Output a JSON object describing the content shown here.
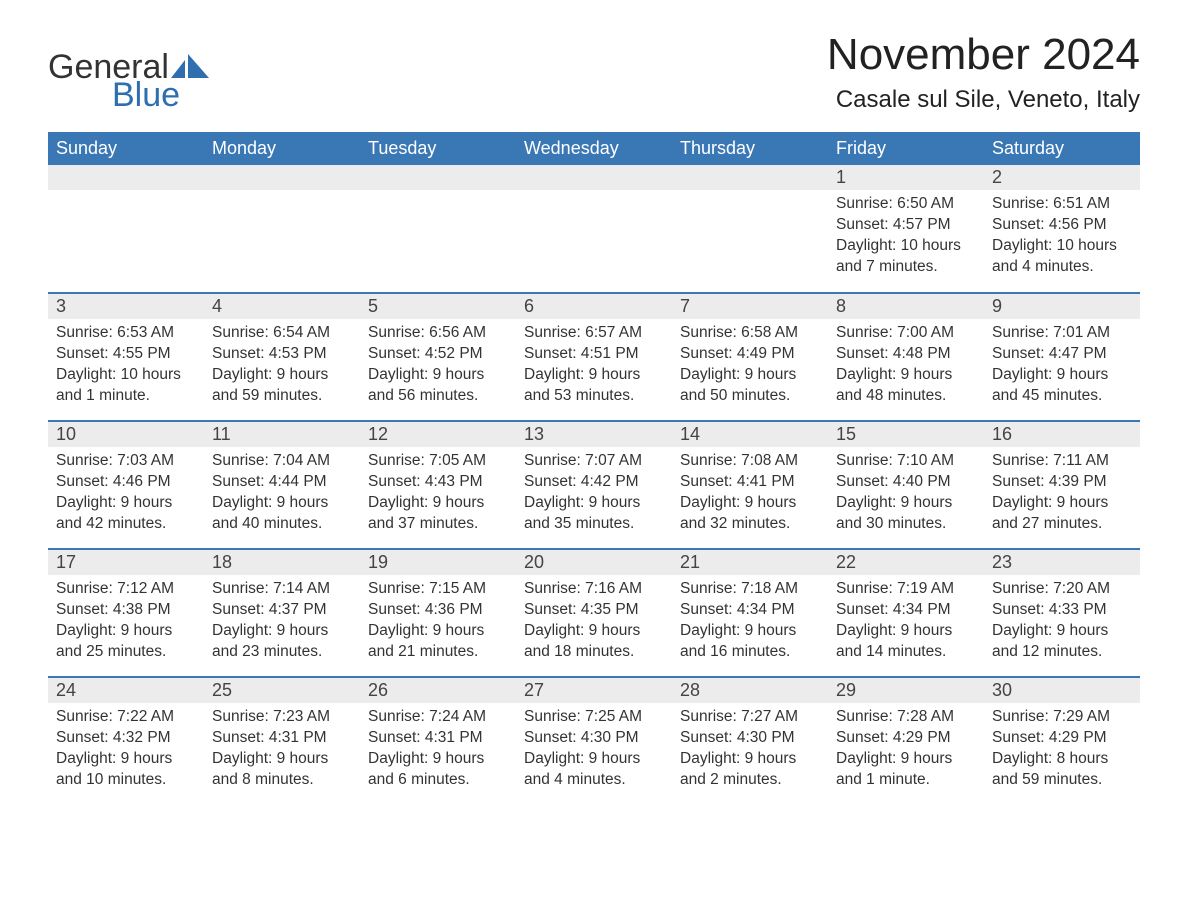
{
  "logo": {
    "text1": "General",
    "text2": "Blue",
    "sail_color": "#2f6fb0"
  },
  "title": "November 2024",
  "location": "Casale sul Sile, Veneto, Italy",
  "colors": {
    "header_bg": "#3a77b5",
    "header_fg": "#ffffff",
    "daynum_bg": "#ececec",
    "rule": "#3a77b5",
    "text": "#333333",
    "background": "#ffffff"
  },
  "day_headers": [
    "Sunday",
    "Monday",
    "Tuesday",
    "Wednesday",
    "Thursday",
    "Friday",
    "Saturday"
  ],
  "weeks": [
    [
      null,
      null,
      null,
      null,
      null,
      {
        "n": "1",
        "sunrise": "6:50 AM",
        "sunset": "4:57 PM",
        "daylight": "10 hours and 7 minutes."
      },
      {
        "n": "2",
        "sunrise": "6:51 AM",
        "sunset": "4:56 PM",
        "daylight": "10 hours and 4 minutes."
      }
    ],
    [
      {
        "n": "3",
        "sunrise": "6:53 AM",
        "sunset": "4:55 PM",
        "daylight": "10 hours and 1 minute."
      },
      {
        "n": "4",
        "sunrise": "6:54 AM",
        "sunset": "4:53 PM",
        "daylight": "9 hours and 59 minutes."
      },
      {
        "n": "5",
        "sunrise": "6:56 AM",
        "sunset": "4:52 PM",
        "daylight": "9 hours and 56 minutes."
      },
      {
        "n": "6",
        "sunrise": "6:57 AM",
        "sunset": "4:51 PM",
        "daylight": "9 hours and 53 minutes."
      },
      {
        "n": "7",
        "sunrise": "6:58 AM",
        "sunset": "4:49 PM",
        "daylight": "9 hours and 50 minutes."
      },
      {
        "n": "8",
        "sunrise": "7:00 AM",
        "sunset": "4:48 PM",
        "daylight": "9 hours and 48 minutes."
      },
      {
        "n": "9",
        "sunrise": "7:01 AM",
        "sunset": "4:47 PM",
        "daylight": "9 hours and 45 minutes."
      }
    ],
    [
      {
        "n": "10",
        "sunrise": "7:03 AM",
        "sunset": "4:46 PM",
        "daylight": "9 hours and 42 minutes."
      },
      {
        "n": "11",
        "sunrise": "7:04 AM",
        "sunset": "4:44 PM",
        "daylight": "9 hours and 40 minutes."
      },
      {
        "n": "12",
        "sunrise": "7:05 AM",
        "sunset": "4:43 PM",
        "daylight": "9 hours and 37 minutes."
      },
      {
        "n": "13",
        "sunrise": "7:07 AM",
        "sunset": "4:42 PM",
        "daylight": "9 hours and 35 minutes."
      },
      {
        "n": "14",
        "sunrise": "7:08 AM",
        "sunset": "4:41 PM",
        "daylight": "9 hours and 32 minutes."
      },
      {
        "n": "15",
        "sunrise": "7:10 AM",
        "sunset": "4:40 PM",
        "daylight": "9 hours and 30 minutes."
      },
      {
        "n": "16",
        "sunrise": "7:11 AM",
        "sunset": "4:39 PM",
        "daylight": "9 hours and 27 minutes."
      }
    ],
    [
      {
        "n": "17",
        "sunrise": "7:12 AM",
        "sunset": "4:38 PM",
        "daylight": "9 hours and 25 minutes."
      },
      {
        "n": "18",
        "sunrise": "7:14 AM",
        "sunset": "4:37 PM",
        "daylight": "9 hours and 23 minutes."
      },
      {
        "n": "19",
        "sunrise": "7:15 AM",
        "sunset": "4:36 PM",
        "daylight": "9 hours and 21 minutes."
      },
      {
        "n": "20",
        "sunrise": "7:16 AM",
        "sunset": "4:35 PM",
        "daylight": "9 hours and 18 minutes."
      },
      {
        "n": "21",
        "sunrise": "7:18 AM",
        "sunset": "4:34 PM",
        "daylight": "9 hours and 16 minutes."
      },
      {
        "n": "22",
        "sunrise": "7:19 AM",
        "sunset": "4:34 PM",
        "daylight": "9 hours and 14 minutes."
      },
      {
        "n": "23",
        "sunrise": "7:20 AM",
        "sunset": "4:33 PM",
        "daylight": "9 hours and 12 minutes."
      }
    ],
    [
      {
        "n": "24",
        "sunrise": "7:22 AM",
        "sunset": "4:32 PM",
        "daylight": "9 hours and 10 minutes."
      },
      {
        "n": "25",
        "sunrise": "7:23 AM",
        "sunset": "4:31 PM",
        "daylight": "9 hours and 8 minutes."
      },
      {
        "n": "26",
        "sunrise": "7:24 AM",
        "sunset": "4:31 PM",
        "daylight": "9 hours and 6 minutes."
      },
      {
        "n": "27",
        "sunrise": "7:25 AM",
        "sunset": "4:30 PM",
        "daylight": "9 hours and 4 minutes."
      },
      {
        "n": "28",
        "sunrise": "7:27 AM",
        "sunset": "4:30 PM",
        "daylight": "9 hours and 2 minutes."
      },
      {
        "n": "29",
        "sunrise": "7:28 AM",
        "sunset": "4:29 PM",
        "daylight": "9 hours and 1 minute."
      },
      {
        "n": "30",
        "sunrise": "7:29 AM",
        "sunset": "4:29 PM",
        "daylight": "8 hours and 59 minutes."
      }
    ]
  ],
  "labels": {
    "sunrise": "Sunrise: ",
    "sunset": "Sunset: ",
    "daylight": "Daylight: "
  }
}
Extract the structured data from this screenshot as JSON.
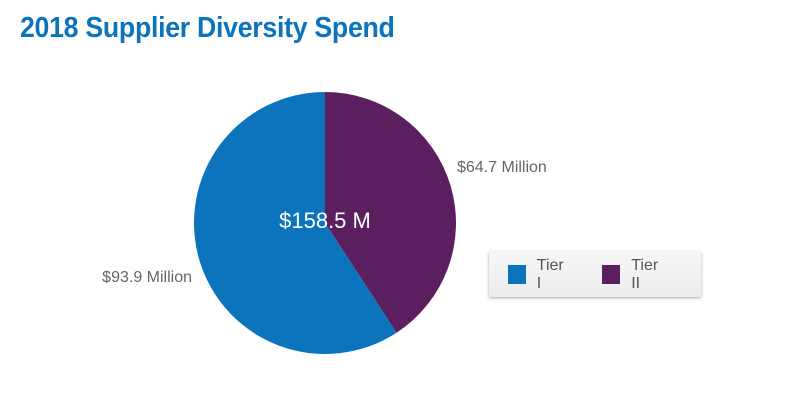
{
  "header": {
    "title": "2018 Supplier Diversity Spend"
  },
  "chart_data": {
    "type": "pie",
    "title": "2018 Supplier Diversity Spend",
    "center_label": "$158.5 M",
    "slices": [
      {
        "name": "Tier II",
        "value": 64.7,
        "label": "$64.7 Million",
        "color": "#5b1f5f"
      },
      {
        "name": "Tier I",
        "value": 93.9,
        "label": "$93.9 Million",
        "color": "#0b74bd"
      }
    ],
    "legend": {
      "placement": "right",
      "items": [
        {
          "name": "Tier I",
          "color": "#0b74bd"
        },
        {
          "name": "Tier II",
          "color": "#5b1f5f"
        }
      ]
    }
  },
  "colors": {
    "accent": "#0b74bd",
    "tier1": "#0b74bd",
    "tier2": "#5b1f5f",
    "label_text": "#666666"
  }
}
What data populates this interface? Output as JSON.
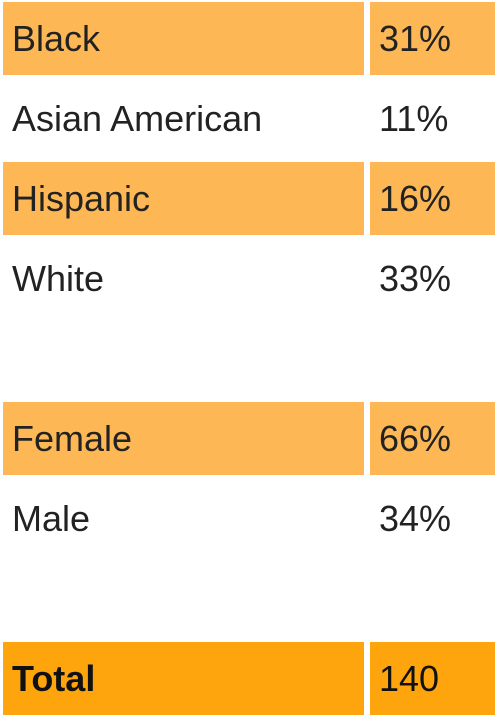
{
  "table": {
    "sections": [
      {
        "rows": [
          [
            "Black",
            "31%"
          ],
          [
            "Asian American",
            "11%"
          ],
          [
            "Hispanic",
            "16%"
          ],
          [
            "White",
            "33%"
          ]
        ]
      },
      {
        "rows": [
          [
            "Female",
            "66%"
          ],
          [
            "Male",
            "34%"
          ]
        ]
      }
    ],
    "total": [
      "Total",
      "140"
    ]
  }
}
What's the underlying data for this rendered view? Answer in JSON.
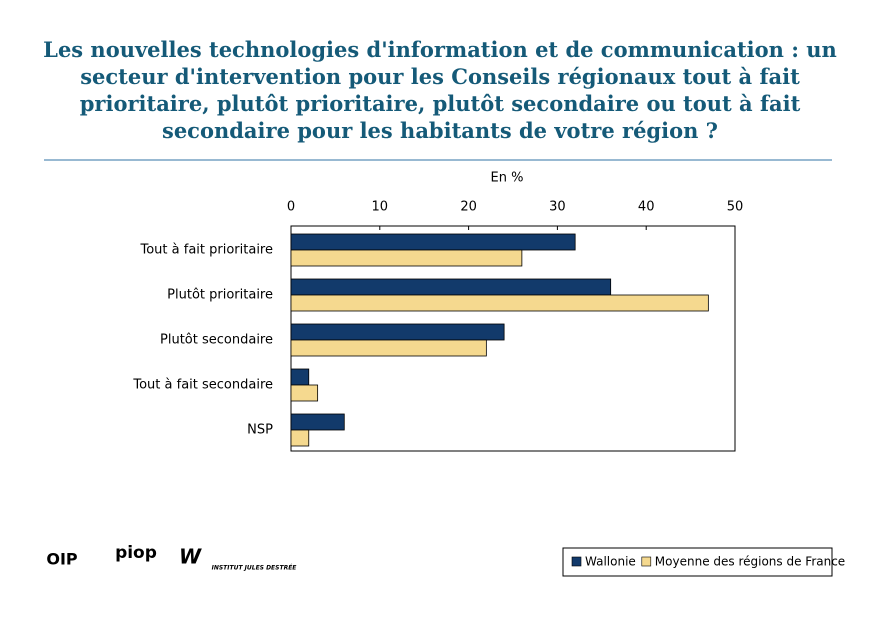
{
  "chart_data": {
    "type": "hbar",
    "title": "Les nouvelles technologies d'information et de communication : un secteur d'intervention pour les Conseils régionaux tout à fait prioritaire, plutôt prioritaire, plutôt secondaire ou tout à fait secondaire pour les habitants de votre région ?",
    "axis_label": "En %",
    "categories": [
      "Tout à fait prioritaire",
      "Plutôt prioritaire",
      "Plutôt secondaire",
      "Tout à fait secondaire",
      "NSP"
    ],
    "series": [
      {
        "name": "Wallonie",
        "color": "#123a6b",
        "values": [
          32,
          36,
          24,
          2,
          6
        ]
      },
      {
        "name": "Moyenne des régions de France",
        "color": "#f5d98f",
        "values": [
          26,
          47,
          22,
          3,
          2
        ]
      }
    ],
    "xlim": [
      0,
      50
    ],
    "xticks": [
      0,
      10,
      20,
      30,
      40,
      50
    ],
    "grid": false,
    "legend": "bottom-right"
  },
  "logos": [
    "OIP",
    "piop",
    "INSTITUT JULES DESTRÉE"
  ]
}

--------------------------------------------------

- DIRECTIONS FOR THIS TASK
Working from the material above, transcribe it exactly while omitting pictures.

- RESPONSE TO THE TASK
Output a JSON object describing the content shown here.
{
  "logo": {
    "text1": "General",
    "text2": "Blue",
    "sail_color": "#2f6fb0"
  },
  "title": "November 2024",
  "location": "Casale sul Sile, Veneto, Italy",
  "colors": {
    "header_bg": "#3a77b5",
    "header_fg": "#ffffff",
    "daynum_bg": "#ececec",
    "rule": "#3a77b5",
    "text": "#333333",
    "background": "#ffffff"
  },
  "day_headers": [
    "Sunday",
    "Monday",
    "Tuesday",
    "Wednesday",
    "Thursday",
    "Friday",
    "Saturday"
  ],
  "weeks": [
    [
      null,
      null,
      null,
      null,
      null,
      {
        "n": "1",
        "sunrise": "6:50 AM",
        "sunset": "4:57 PM",
        "daylight": "10 hours and 7 minutes."
      },
      {
        "n": "2",
        "sunrise": "6:51 AM",
        "sunset": "4:56 PM",
        "daylight": "10 hours and 4 minutes."
      }
    ],
    [
      {
        "n": "3",
        "sunrise": "6:53 AM",
        "sunset": "4:55 PM",
        "daylight": "10 hours and 1 minute."
      },
      {
        "n": "4",
        "sunrise": "6:54 AM",
        "sunset": "4:53 PM",
        "daylight": "9 hours and 59 minutes."
      },
      {
        "n": "5",
        "sunrise": "6:56 AM",
        "sunset": "4:52 PM",
        "daylight": "9 hours and 56 minutes."
      },
      {
        "n": "6",
        "sunrise": "6:57 AM",
        "sunset": "4:51 PM",
        "daylight": "9 hours and 53 minutes."
      },
      {
        "n": "7",
        "sunrise": "6:58 AM",
        "sunset": "4:49 PM",
        "daylight": "9 hours and 50 minutes."
      },
      {
        "n": "8",
        "sunrise": "7:00 AM",
        "sunset": "4:48 PM",
        "daylight": "9 hours and 48 minutes."
      },
      {
        "n": "9",
        "sunrise": "7:01 AM",
        "sunset": "4:47 PM",
        "daylight": "9 hours and 45 minutes."
      }
    ],
    [
      {
        "n": "10",
        "sunrise": "7:03 AM",
        "sunset": "4:46 PM",
        "daylight": "9 hours and 42 minutes."
      },
      {
        "n": "11",
        "sunrise": "7:04 AM",
        "sunset": "4:44 PM",
        "daylight": "9 hours and 40 minutes."
      },
      {
        "n": "12",
        "sunrise": "7:05 AM",
        "sunset": "4:43 PM",
        "daylight": "9 hours and 37 minutes."
      },
      {
        "n": "13",
        "sunrise": "7:07 AM",
        "sunset": "4:42 PM",
        "daylight": "9 hours and 35 minutes."
      },
      {
        "n": "14",
        "sunrise": "7:08 AM",
        "sunset": "4:41 PM",
        "daylight": "9 hours and 32 minutes."
      },
      {
        "n": "15",
        "sunrise": "7:10 AM",
        "sunset": "4:40 PM",
        "daylight": "9 hours and 30 minutes."
      },
      {
        "n": "16",
        "sunrise": "7:11 AM",
        "sunset": "4:39 PM",
        "daylight": "9 hours and 27 minutes."
      }
    ],
    [
      {
        "n": "17",
        "sunrise": "7:12 AM",
        "sunset": "4:38 PM",
        "daylight": "9 hours and 25 minutes."
      },
      {
        "n": "18",
        "sunrise": "7:14 AM",
        "sunset": "4:37 PM",
        "daylight": "9 hours and 23 minutes."
      },
      {
        "n": "19",
        "sunrise": "7:15 AM",
        "sunset": "4:36 PM",
        "daylight": "9 hours and 21 minutes."
      },
      {
        "n": "20",
        "sunrise": "7:16 AM",
        "sunset": "4:35 PM",
        "daylight": "9 hours and 18 minutes."
      },
      {
        "n": "21",
        "sunrise": "7:18 AM",
        "sunset": "4:34 PM",
        "daylight": "9 hours and 16 minutes."
      },
      {
        "n": "22",
        "sunrise": "7:19 AM",
        "sunset": "4:34 PM",
        "daylight": "9 hours and 14 minutes."
      },
      {
        "n": "23",
        "sunrise": "7:20 AM",
        "sunset": "4:33 PM",
        "daylight": "9 hours and 12 minutes."
      }
    ],
    [
      {
        "n": "24",
        "sunrise": "7:22 AM",
        "sunset": "4:32 PM",
        "daylight": "9 hours and 10 minutes."
      },
      {
        "n": "25",
        "sunrise": "7:23 AM",
        "sunset": "4:31 PM",
        "daylight": "9 hours and 8 minutes."
      },
      {
        "n": "26",
        "sunrise": "7:24 AM",
        "sunset": "4:31 PM",
        "daylight": "9 hours and 6 minutes."
      },
      {
        "n": "27",
        "sunrise": "7:25 AM",
        "sunset": "4:30 PM",
        "daylight": "9 hours and 4 minutes."
      },
      {
        "n": "28",
        "sunrise": "7:27 AM",
        "sunset": "4:30 PM",
        "daylight": "9 hours and 2 minutes."
      },
      {
        "n": "29",
        "sunrise": "7:28 AM",
        "sunset": "4:29 PM",
        "daylight": "9 hours and 1 minute."
      },
      {
        "n": "30",
        "sunrise": "7:29 AM",
        "sunset": "4:29 PM",
        "daylight": "8 hours and 59 minutes."
      }
    ]
  ],
  "labels": {
    "sunrise": "Sunrise: ",
    "sunset": "Sunset: ",
    "daylight": "Daylight: "
  }
}
Extract the structured data from this screenshot as JSON.
{
  "header": {
    "title": "2018 Supplier Diversity Spend"
  },
  "chart_data": {
    "type": "pie",
    "title": "2018 Supplier Diversity Spend",
    "center_label": "$158.5 M",
    "slices": [
      {
        "name": "Tier II",
        "value": 64.7,
        "label": "$64.7 Million",
        "color": "#5b1f5f"
      },
      {
        "name": "Tier I",
        "value": 93.9,
        "label": "$93.9 Million",
        "color": "#0b74bd"
      }
    ],
    "legend": {
      "placement": "right",
      "items": [
        {
          "name": "Tier I",
          "color": "#0b74bd"
        },
        {
          "name": "Tier II",
          "color": "#5b1f5f"
        }
      ]
    }
  },
  "colors": {
    "accent": "#0b74bd",
    "tier1": "#0b74bd",
    "tier2": "#5b1f5f",
    "label_text": "#666666"
  }
}
What data populates this interface? Output as JSON.
{
  "table": {
    "sections": [
      {
        "rows": [
          [
            "Black",
            "31%"
          ],
          [
            "Asian American",
            "11%"
          ],
          [
            "Hispanic",
            "16%"
          ],
          [
            "White",
            "33%"
          ]
        ]
      },
      {
        "rows": [
          [
            "Female",
            "66%"
          ],
          [
            "Male",
            "34%"
          ]
        ]
      }
    ],
    "total": [
      "Total",
      "140"
    ]
  }
}
What's the underlying data for this rendered view? Answer in JSON.
{
  "chart_data": {
    "type": "hbar",
    "title": "Les nouvelles technologies d'information et de communication : un secteur d'intervention pour les Conseils régionaux tout à fait prioritaire, plutôt prioritaire, plutôt secondaire ou tout à fait secondaire pour les habitants de votre région ?",
    "axis_label": "En %",
    "categories": [
      "Tout à fait prioritaire",
      "Plutôt prioritaire",
      "Plutôt secondaire",
      "Tout à fait secondaire",
      "NSP"
    ],
    "series": [
      {
        "name": "Wallonie",
        "color": "#123a6b",
        "values": [
          32,
          36,
          24,
          2,
          6
        ]
      },
      {
        "name": "Moyenne des régions de France",
        "color": "#f5d98f",
        "values": [
          26,
          47,
          22,
          3,
          2
        ]
      }
    ],
    "xlim": [
      0,
      50
    ],
    "xticks": [
      0,
      10,
      20,
      30,
      40,
      50
    ],
    "grid": false,
    "legend": "bottom-right"
  },
  "logos": [
    "OIP",
    "piop",
    "INSTITUT JULES DESTRÉE"
  ]
}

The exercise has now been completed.